◆ PROBLEM DESCRIPTION ◆
Copy the data exactly, keeping every line intact.
:: PROVIDED RECORDS ::
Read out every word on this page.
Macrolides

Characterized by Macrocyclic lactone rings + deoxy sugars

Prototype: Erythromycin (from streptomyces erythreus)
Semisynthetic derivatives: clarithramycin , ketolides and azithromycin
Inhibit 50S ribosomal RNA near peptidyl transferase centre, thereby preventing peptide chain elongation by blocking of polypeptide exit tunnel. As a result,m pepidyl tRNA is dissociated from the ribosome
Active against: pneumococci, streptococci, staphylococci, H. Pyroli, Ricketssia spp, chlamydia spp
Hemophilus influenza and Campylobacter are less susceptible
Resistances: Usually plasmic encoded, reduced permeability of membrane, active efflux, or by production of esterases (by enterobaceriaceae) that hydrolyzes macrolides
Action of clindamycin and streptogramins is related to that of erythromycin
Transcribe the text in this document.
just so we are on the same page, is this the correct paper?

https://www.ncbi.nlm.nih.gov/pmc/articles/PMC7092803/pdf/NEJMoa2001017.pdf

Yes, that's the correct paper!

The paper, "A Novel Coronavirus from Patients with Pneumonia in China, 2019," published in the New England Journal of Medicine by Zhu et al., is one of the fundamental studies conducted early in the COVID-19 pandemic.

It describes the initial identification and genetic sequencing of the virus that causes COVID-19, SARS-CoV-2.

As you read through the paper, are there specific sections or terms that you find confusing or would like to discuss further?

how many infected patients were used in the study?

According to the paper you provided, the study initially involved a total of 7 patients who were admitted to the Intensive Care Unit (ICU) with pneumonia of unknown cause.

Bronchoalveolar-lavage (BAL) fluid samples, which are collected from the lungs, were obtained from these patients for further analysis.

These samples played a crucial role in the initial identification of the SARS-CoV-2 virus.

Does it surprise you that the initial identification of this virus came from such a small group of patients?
:::
◆ OUTPUT BELOW ◆
Read out every word on this page.
Macrolides

Characterized by Macrocyclic lactone rings + deoxy sugars

Prototype: Erythromycin (from streptomyces erythreus)
Semisynthetic derivatives: clarithramycin , ketolides and azithromycin
Inhibit 50S ribosomal RNA near peptidyl transferase centre, thereby preventing peptide chain elongation by blocking of polypeptide exit tunnel. As a result,m pepidyl tRNA is dissociated from the ribosome
Active against: pneumococci, streptococci, staphylococci, H. Pyroli, Ricketssia spp, chlamydia spp
Hemophilus influenza and Campylobacter are less susceptible
Resistances: Usually plasmic encoded, reduced permeability of membrane, active efflux, or by production of esterases (by enterobaceriaceae) that hydrolyzes macrolides
Action of clindamycin and streptogramins is related to that of erythromycin
Transcribe the text in this document.
just so we are on the same page, is this the correct paper?

https://www.ncbi.nlm.nih.gov/pmc/articles/PMC7092803/pdf/NEJMoa2001017.pdf

Yes, that's the correct paper!

The paper, "A Novel Coronavirus from Patients with Pneumonia in China, 2019," published in the New England Journal of Medicine by Zhu et al., is one of the fundamental studies conducted early in the COVID-19 pandemic.

It describes the initial identification and genetic sequencing of the virus that causes COVID-19, SARS-CoV-2.

As you read through the paper, are there specific sections or terms that you find confusing or would like to discuss further?

how many infected patients were used in the study?

According to the paper you provided, the study initially involved a total of 7 patients who were admitted to the Intensive Care Unit (ICU) with pneumonia of unknown cause.

Bronchoalveolar-lavage (BAL) fluid samples, which are collected from the lungs, were obtained from these patients for further analysis.

These samples played a crucial role in the initial identification of the SARS-CoV-2 virus.

Does it surprise you that the initial identification of this virus came from such a small group of patients?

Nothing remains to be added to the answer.